Dataset excerpt
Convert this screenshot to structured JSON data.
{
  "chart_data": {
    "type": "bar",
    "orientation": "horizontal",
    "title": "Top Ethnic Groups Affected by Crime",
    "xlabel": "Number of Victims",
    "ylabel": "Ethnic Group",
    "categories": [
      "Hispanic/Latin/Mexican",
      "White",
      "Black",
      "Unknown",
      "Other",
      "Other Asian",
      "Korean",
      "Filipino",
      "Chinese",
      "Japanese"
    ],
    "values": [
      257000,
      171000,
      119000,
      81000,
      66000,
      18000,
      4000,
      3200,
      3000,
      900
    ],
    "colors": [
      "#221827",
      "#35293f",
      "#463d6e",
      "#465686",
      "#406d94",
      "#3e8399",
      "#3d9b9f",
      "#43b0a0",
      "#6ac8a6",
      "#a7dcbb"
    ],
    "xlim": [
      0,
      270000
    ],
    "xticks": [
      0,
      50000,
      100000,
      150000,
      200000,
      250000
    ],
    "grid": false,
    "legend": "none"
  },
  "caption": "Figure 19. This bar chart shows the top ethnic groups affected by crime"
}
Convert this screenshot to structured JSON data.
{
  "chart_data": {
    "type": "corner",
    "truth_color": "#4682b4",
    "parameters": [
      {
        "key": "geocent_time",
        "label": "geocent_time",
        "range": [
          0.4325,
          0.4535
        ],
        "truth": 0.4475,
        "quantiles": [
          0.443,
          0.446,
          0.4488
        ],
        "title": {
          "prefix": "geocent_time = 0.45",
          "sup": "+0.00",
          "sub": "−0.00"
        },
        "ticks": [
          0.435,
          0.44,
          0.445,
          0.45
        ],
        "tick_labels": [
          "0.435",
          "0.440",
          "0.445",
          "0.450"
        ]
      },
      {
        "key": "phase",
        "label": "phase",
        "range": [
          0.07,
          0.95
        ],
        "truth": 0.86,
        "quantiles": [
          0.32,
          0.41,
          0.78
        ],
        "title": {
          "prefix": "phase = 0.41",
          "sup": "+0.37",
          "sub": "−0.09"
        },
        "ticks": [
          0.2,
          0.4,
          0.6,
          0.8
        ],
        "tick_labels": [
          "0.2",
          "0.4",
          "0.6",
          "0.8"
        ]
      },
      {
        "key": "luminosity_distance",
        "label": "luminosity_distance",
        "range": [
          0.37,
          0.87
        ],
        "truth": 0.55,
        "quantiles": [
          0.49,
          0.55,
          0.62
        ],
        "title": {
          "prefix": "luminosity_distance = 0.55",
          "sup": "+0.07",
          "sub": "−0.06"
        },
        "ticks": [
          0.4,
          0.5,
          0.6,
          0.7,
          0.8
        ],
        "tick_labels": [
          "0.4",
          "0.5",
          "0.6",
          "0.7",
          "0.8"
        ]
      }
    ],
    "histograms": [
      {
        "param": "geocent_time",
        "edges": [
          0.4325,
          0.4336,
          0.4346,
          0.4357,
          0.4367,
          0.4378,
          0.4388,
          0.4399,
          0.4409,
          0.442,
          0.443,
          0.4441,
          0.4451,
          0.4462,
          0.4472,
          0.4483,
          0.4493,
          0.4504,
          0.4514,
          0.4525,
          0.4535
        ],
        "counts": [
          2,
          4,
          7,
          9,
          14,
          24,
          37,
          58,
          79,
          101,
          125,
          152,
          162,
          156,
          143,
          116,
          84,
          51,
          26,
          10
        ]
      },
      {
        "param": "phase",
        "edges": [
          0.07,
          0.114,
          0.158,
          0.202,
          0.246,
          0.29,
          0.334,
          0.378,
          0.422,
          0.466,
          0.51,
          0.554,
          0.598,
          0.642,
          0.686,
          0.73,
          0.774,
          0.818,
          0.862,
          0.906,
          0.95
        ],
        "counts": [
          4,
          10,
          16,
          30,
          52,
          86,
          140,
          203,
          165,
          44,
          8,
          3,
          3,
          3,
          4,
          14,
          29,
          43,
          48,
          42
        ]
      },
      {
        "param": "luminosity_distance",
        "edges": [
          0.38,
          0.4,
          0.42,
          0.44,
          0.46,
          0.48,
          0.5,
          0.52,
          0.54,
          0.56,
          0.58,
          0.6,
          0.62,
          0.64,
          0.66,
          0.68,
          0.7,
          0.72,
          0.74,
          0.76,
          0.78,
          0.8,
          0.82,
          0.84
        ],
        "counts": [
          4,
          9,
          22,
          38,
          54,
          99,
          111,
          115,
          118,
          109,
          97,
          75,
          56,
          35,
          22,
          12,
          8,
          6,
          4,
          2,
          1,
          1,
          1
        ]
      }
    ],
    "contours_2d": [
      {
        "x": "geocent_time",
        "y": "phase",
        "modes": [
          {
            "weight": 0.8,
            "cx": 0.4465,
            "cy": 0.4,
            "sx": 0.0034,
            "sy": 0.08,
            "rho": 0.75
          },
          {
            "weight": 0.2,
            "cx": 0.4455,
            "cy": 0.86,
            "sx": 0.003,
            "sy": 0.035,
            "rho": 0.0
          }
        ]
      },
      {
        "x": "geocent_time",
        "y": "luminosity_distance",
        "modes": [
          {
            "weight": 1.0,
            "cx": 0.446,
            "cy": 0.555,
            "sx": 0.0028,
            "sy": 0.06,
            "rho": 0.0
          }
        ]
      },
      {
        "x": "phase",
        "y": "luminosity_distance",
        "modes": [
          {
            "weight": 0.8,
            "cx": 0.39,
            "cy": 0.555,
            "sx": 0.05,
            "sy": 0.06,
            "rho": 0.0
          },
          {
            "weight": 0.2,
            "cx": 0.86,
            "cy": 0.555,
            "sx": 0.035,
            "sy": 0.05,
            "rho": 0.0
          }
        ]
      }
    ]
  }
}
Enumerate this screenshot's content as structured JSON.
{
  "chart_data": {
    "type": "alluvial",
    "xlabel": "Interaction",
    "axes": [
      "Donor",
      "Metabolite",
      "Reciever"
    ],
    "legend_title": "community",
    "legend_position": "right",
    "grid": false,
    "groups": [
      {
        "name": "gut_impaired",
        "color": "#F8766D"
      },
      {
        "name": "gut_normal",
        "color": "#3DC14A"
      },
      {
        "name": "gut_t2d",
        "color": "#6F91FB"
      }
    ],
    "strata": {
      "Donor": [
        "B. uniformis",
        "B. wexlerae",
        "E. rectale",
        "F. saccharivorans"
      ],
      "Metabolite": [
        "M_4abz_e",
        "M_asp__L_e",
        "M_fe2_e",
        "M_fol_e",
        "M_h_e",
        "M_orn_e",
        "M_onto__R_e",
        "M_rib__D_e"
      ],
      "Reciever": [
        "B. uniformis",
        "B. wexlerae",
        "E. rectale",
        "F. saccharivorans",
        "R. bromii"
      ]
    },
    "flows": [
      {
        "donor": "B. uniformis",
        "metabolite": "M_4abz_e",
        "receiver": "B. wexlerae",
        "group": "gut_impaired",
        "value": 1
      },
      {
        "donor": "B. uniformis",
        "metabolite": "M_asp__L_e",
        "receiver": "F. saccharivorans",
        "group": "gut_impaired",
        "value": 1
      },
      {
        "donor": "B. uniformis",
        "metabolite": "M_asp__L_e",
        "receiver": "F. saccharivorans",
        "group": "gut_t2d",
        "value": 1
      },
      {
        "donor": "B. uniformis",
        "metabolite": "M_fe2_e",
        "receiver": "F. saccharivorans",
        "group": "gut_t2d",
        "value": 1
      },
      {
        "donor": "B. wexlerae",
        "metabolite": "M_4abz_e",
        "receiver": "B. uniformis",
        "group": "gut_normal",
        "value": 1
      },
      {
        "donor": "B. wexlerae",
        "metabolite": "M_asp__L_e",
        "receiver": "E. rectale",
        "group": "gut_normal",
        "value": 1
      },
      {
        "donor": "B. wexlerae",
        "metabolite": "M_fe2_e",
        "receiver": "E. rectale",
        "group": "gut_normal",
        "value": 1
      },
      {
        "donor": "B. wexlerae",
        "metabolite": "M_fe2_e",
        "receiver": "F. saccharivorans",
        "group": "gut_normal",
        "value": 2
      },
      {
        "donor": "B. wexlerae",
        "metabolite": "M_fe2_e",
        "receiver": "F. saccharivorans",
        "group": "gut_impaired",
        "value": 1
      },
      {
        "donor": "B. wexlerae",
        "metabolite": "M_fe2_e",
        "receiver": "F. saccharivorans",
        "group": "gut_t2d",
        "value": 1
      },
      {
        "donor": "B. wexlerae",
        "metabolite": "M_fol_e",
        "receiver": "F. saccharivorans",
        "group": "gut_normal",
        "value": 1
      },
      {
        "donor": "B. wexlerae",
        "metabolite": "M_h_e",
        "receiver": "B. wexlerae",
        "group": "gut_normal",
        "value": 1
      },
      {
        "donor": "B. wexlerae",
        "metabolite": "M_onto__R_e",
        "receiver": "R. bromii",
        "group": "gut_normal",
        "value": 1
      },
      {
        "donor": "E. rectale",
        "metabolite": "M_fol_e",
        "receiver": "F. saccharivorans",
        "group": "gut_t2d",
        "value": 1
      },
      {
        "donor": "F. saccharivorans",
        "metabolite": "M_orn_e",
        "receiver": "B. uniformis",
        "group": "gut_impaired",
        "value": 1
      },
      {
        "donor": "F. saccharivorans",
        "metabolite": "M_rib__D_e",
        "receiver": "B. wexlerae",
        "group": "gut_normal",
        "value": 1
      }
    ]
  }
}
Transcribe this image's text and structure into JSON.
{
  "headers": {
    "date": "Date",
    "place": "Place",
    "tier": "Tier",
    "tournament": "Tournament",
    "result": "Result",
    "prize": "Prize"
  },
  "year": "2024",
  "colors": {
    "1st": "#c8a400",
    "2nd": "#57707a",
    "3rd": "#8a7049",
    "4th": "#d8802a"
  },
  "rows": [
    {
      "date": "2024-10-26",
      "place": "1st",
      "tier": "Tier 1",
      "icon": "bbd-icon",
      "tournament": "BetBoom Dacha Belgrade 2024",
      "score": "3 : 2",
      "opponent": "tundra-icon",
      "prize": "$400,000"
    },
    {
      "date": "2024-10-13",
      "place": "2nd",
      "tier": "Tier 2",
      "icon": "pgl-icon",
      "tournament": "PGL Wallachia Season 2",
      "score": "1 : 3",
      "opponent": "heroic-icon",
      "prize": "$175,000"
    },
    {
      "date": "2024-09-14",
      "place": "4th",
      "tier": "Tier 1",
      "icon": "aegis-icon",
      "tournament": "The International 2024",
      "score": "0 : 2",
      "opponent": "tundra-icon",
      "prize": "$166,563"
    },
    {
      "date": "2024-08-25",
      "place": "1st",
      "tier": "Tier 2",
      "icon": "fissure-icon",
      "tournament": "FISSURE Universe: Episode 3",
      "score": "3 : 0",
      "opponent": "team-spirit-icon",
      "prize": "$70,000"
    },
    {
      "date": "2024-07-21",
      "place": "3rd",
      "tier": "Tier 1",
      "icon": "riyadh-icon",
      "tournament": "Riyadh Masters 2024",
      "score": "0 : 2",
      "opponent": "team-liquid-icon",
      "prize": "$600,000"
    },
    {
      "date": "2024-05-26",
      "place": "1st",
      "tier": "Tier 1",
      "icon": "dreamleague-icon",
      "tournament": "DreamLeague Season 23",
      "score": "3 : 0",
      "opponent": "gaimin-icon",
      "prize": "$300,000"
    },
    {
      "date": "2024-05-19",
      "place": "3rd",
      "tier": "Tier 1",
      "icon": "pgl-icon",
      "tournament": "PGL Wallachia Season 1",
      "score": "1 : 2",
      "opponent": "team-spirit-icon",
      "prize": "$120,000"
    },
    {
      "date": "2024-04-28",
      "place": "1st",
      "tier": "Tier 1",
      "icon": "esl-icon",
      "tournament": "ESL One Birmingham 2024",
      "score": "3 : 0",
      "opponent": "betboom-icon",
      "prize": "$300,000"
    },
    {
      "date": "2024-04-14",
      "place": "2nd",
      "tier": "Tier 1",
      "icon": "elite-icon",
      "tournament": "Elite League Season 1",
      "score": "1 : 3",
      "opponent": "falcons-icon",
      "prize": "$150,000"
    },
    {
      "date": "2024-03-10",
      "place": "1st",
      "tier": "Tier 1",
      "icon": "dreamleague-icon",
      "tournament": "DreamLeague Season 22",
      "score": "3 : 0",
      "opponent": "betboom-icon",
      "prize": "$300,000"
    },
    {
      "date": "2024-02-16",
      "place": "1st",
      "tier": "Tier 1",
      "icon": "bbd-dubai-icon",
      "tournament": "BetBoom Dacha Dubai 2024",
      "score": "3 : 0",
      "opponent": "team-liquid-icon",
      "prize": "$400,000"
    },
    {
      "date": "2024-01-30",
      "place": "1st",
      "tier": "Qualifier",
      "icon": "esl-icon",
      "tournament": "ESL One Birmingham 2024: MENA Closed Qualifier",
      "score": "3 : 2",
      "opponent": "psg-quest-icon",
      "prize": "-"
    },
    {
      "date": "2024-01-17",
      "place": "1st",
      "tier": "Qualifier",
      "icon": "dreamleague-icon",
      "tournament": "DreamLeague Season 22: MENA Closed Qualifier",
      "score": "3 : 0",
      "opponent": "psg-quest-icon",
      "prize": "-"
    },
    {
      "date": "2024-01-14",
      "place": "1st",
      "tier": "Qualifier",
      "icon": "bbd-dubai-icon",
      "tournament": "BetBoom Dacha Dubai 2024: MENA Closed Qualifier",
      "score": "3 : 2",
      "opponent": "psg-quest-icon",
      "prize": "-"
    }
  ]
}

» Given task:
Filter the records above and return every line that holds the word "xlabel".

» Exercise output:
    "xlabel": "Number of Victims",
    "xlabel": "Interaction",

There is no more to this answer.